>> Begin PROVIDED RECORDS
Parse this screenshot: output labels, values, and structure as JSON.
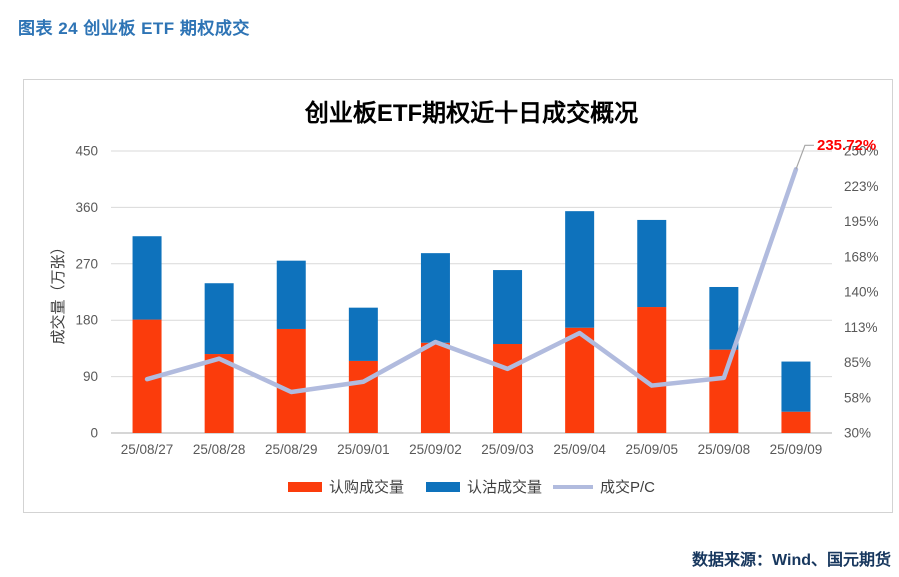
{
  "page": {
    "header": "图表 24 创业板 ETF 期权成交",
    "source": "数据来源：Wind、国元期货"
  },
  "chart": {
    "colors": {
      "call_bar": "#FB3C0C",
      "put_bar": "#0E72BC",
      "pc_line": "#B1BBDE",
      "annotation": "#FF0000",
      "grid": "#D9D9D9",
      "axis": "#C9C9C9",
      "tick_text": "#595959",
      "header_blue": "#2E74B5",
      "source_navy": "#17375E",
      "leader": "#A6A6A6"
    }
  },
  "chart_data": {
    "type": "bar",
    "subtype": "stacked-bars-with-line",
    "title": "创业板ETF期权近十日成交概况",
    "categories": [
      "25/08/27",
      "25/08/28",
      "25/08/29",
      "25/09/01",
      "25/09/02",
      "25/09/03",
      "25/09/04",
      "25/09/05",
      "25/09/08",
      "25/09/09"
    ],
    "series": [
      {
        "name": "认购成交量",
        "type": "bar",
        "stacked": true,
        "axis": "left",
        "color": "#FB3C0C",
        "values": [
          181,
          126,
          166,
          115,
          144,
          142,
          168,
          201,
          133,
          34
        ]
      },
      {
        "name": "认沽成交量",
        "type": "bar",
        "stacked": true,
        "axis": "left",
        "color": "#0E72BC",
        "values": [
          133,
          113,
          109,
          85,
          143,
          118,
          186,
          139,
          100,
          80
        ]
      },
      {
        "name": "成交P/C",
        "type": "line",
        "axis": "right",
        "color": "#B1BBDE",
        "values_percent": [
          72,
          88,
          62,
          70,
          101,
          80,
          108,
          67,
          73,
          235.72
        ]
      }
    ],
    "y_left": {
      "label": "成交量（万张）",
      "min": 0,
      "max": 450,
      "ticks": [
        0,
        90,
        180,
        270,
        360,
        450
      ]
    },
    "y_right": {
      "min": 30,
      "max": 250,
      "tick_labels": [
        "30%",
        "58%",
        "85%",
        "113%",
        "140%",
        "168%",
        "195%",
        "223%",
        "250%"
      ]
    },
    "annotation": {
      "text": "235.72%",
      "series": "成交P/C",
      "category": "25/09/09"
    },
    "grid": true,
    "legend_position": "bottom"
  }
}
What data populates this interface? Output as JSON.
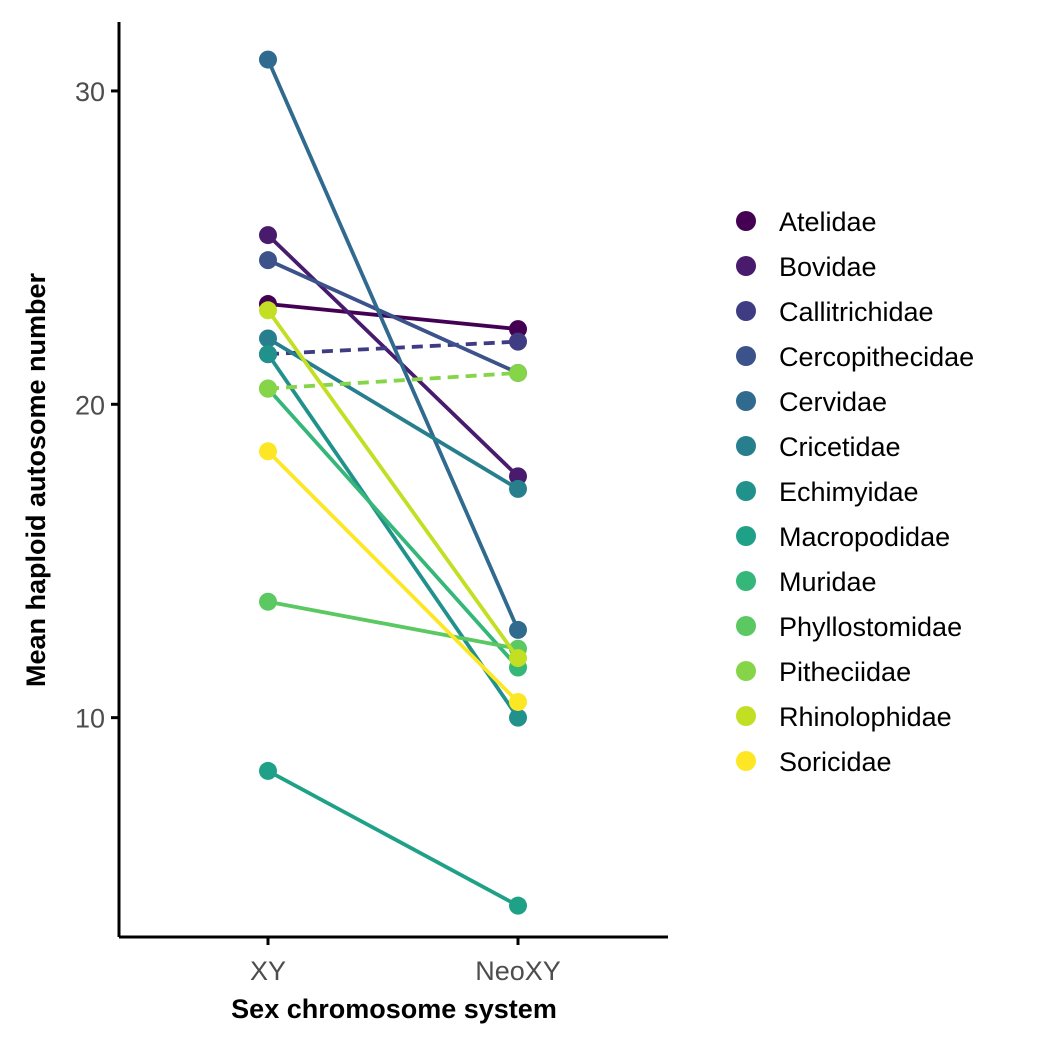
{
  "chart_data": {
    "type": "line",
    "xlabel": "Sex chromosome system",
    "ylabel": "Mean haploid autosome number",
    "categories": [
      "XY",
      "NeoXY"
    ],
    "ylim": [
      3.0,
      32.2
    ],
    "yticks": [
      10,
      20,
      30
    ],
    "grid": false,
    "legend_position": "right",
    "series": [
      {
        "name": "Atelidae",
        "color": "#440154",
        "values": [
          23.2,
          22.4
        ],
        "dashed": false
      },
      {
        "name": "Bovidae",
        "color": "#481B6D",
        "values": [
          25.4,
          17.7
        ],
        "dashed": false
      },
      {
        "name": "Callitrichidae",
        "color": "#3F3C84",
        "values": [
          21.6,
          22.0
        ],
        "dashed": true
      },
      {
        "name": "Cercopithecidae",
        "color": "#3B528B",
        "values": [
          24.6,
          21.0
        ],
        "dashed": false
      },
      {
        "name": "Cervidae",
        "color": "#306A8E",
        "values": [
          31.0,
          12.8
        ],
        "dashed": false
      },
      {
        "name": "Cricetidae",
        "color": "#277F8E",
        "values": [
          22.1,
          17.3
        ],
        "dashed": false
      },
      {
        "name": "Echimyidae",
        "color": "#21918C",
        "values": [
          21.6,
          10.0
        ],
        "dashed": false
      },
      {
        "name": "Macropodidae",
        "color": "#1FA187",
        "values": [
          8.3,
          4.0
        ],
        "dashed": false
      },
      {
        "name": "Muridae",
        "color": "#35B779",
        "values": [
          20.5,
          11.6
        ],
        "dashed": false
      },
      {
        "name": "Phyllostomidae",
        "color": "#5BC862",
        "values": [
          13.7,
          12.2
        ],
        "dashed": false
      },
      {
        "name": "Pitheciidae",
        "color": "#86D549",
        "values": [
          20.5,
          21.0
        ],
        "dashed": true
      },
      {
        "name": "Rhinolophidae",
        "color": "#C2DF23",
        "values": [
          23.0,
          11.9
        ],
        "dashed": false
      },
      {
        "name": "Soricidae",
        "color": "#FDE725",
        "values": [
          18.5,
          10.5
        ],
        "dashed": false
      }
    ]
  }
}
>> End PROVIDED RECORDS
>> Begin PROVIDED RECORDS
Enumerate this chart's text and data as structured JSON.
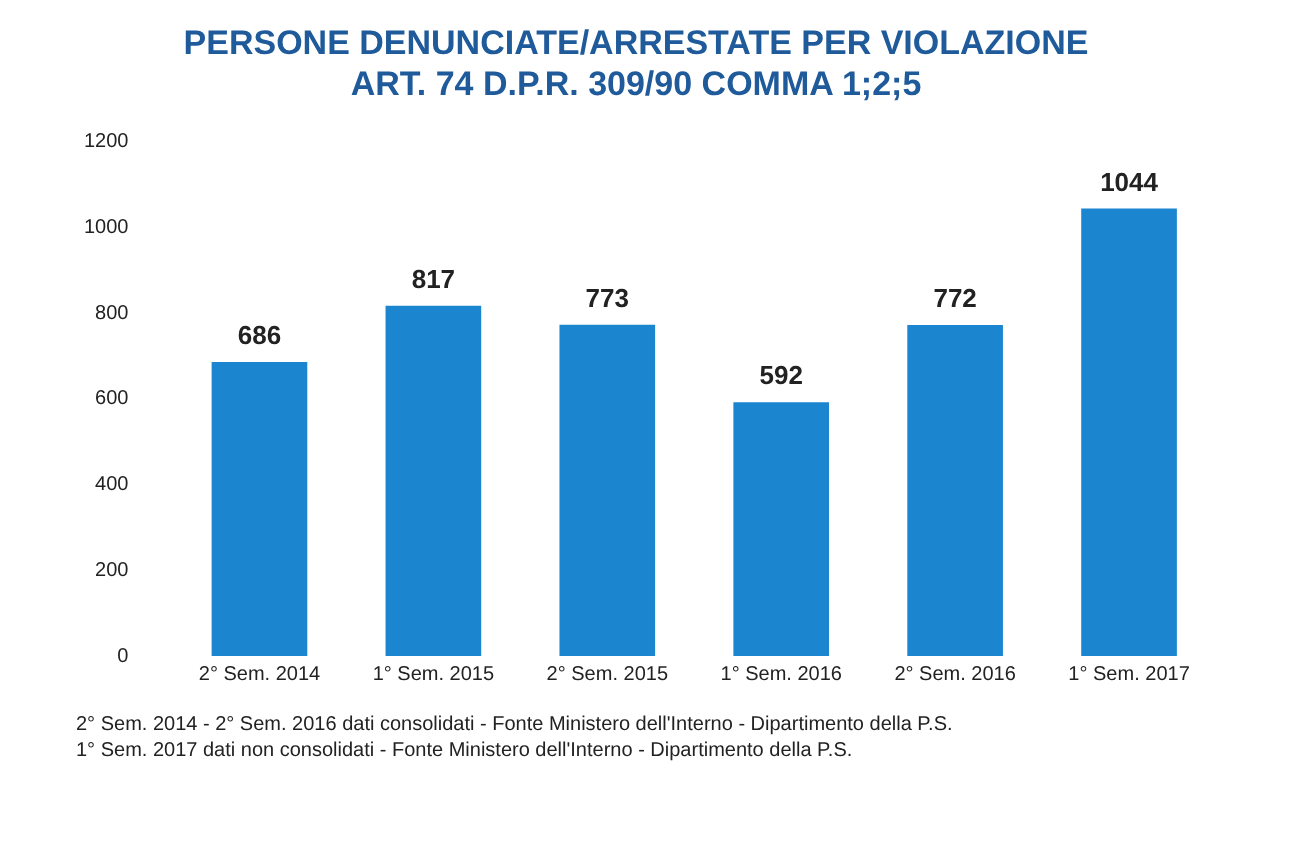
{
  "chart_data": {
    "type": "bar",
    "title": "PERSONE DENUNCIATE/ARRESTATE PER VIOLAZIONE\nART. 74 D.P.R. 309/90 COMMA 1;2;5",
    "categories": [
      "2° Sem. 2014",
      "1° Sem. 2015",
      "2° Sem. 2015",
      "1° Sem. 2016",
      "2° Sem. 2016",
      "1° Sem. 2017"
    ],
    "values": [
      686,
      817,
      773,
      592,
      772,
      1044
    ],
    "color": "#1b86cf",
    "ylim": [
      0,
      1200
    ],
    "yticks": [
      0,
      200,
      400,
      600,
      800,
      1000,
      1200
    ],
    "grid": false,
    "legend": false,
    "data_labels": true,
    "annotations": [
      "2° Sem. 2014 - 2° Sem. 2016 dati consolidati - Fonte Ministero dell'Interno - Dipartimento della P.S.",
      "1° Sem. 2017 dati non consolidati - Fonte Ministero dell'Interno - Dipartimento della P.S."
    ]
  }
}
>> End PROVIDED RECORDS
* _TASK OBJECTIVE_
From the entries above, copy every line that holds the word "grid".

* _FINAL RESULT_
      "grid": "#D9D9D9",
    "grid": true,
    "grid": false,
    "grid": false,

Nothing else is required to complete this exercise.